==== Stored records ====
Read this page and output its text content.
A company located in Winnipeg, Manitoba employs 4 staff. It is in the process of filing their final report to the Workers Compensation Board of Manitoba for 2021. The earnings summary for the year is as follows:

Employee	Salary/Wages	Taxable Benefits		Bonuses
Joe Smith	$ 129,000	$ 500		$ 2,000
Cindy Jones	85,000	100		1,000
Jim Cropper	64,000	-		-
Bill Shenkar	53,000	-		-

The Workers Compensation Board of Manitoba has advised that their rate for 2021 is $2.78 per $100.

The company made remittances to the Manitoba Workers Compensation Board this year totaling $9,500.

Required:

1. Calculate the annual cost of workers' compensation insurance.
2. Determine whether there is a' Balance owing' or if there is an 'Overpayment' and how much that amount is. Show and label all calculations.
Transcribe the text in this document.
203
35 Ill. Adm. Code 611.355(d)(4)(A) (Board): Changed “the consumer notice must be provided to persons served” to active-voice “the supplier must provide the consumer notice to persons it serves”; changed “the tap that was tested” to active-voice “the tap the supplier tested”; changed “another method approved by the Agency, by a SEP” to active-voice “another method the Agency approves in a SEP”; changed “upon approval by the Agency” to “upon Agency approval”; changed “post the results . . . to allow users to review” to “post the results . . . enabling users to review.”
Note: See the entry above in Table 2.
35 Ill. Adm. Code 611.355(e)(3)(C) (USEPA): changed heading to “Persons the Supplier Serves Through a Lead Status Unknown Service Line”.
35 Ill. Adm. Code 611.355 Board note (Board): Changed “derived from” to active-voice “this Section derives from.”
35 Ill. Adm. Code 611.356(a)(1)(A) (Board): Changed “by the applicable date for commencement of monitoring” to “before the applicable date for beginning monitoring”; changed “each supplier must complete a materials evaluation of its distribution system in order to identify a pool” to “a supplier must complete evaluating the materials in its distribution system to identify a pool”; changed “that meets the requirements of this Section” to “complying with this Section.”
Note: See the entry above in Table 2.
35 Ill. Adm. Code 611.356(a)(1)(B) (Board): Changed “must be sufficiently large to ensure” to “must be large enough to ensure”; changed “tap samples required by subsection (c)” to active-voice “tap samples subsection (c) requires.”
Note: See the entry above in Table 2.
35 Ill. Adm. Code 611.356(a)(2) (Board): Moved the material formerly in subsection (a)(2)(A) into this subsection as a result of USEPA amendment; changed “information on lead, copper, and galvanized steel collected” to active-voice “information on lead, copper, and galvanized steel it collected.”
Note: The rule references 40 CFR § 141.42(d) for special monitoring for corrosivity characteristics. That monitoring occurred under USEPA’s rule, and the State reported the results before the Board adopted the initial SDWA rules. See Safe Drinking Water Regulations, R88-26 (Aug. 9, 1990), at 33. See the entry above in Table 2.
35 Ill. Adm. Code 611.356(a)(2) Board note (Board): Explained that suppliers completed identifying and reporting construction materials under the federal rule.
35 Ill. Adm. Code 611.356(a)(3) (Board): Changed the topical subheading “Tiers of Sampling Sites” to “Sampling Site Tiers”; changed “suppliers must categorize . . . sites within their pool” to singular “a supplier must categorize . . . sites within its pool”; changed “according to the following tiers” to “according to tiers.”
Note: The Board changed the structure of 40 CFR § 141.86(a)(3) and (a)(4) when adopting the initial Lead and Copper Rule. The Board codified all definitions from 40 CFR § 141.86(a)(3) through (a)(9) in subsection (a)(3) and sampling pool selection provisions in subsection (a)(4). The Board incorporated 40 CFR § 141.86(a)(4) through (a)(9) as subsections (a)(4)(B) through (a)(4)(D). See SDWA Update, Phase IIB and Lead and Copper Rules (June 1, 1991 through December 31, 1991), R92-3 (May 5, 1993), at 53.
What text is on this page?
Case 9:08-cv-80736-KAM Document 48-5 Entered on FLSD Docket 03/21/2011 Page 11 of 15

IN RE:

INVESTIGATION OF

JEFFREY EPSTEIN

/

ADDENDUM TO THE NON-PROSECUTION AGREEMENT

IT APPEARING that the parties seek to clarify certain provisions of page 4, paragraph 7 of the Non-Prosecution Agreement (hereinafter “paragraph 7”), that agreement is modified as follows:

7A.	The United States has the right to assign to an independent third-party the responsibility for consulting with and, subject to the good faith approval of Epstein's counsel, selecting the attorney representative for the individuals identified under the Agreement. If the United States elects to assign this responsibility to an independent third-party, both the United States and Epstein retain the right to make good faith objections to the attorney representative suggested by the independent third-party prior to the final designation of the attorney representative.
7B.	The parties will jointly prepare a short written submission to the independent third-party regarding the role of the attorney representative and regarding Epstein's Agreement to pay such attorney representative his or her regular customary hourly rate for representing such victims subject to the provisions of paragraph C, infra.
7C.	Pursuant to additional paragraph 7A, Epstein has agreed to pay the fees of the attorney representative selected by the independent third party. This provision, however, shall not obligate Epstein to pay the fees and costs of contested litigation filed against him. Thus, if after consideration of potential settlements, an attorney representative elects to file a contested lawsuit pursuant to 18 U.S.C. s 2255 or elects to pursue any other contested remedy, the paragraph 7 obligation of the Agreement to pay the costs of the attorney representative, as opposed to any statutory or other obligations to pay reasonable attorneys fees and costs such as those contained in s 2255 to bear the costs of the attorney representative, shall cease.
====
» **Task details**:
The records above must be output exactly, in full.

» **Reply**:
Read this page and output its text content.
A company located in Winnipeg, Manitoba employs 4 staff. It is in the process of filing their final report to the Workers Compensation Board of Manitoba for 2021. The earnings summary for the year is as follows:

Employee	Salary/Wages	Taxable Benefits		Bonuses
Joe Smith	$ 129,000	$ 500		$ 2,000
Cindy Jones	85,000	100		1,000
Jim Cropper	64,000	-		-
Bill Shenkar	53,000	-		-

The Workers Compensation Board of Manitoba has advised that their rate for 2021 is $2.78 per $100.

The company made remittances to the Manitoba Workers Compensation Board this year totaling $9,500.

Required:

1. Calculate the annual cost of workers' compensation insurance.
2. Determine whether there is a' Balance owing' or if there is an 'Overpayment' and how much that amount is. Show and label all calculations.
Transcribe the text in this document.
203
35 Ill. Adm. Code 611.355(d)(4)(A) (Board): Changed “the consumer notice must be provided to persons served” to active-voice “the supplier must provide the consumer notice to persons it serves”; changed “the tap that was tested” to active-voice “the tap the supplier tested”; changed “another method approved by the Agency, by a SEP” to active-voice “another method the Agency approves in a SEP”; changed “upon approval by the Agency” to “upon Agency approval”; changed “post the results . . . to allow users to review” to “post the results . . . enabling users to review.”
Note: See the entry above in Table 2.
35 Ill. Adm. Code 611.355(e)(3)(C) (USEPA): changed heading to “Persons the Supplier Serves Through a Lead Status Unknown Service Line”.
35 Ill. Adm. Code 611.355 Board note (Board): Changed “derived from” to active-voice “this Section derives from.”
35 Ill. Adm. Code 611.356(a)(1)(A) (Board): Changed “by the applicable date for commencement of monitoring” to “before the applicable date for beginning monitoring”; changed “each supplier must complete a materials evaluation of its distribution system in order to identify a pool” to “a supplier must complete evaluating the materials in its distribution system to identify a pool”; changed “that meets the requirements of this Section” to “complying with this Section.”
Note: See the entry above in Table 2.
35 Ill. Adm. Code 611.356(a)(1)(B) (Board): Changed “must be sufficiently large to ensure” to “must be large enough to ensure”; changed “tap samples required by subsection (c)” to active-voice “tap samples subsection (c) requires.”
Note: See the entry above in Table 2.
35 Ill. Adm. Code 611.356(a)(2) (Board): Moved the material formerly in subsection (a)(2)(A) into this subsection as a result of USEPA amendment; changed “information on lead, copper, and galvanized steel collected” to active-voice “information on lead, copper, and galvanized steel it collected.”
Note: The rule references 40 CFR § 141.42(d) for special monitoring for corrosivity characteristics. That monitoring occurred under USEPA’s rule, and the State reported the results before the Board adopted the initial SDWA rules. See Safe Drinking Water Regulations, R88-26 (Aug. 9, 1990), at 33. See the entry above in Table 2.
35 Ill. Adm. Code 611.356(a)(2) Board note (Board): Explained that suppliers completed identifying and reporting construction materials under the federal rule.
35 Ill. Adm. Code 611.356(a)(3) (Board): Changed the topical subheading “Tiers of Sampling Sites” to “Sampling Site Tiers”; changed “suppliers must categorize . . . sites within their pool” to singular “a supplier must categorize . . . sites within its pool”; changed “according to the following tiers” to “according to tiers.”
Note: The Board changed the structure of 40 CFR § 141.86(a)(3) and (a)(4) when adopting the initial Lead and Copper Rule. The Board codified all definitions from 40 CFR § 141.86(a)(3) through (a)(9) in subsection (a)(3) and sampling pool selection provisions in subsection (a)(4). The Board incorporated 40 CFR § 141.86(a)(4) through (a)(9) as subsections (a)(4)(B) through (a)(4)(D). See SDWA Update, Phase IIB and Lead and Copper Rules (June 1, 1991 through December 31, 1991), R92-3 (May 5, 1993), at 53.
What text is on this page?
Case 9:08-cv-80736-KAM Document 48-5 Entered on FLSD Docket 03/21/2011 Page 11 of 15

IN RE:

INVESTIGATION OF

JEFFREY EPSTEIN

/

ADDENDUM TO THE NON-PROSECUTION AGREEMENT

IT APPEARING that the parties seek to clarify certain provisions of page 4, paragraph 7 of the Non-Prosecution Agreement (hereinafter “paragraph 7”), that agreement is modified as follows:

7A.	The United States has the right to assign to an independent third-party the responsibility for consulting with and, subject to the good faith approval of Epstein's counsel, selecting the attorney representative for the individuals identified under the Agreement. If the United States elects to assign this responsibility to an independent third-party, both the United States and Epstein retain the right to make good faith objections to the attorney representative suggested by the independent third-party prior to the final designation of the attorney representative.
7B.	The parties will jointly prepare a short written submission to the independent third-party regarding the role of the attorney representative and regarding Epstein's Agreement to pay such attorney representative his or her regular customary hourly rate for representing such victims subject to the provisions of paragraph C, infra.
7C.	Pursuant to additional paragraph 7A, Epstein has agreed to pay the fees of the attorney representative selected by the independent third party. This provision, however, shall not obligate Epstein to pay the fees and costs of contested litigation filed against him. Thus, if after consideration of potential settlements, an attorney representative elects to file a contested lawsuit pursuant to 18 U.S.C. s 2255 or elects to pursue any other contested remedy, the paragraph 7 obligation of the Agreement to pay the costs of the attorney representative, as opposed to any statutory or other obligations to pay reasonable attorneys fees and costs such as those contained in s 2255 to bear the costs of the attorney representative, shall cease.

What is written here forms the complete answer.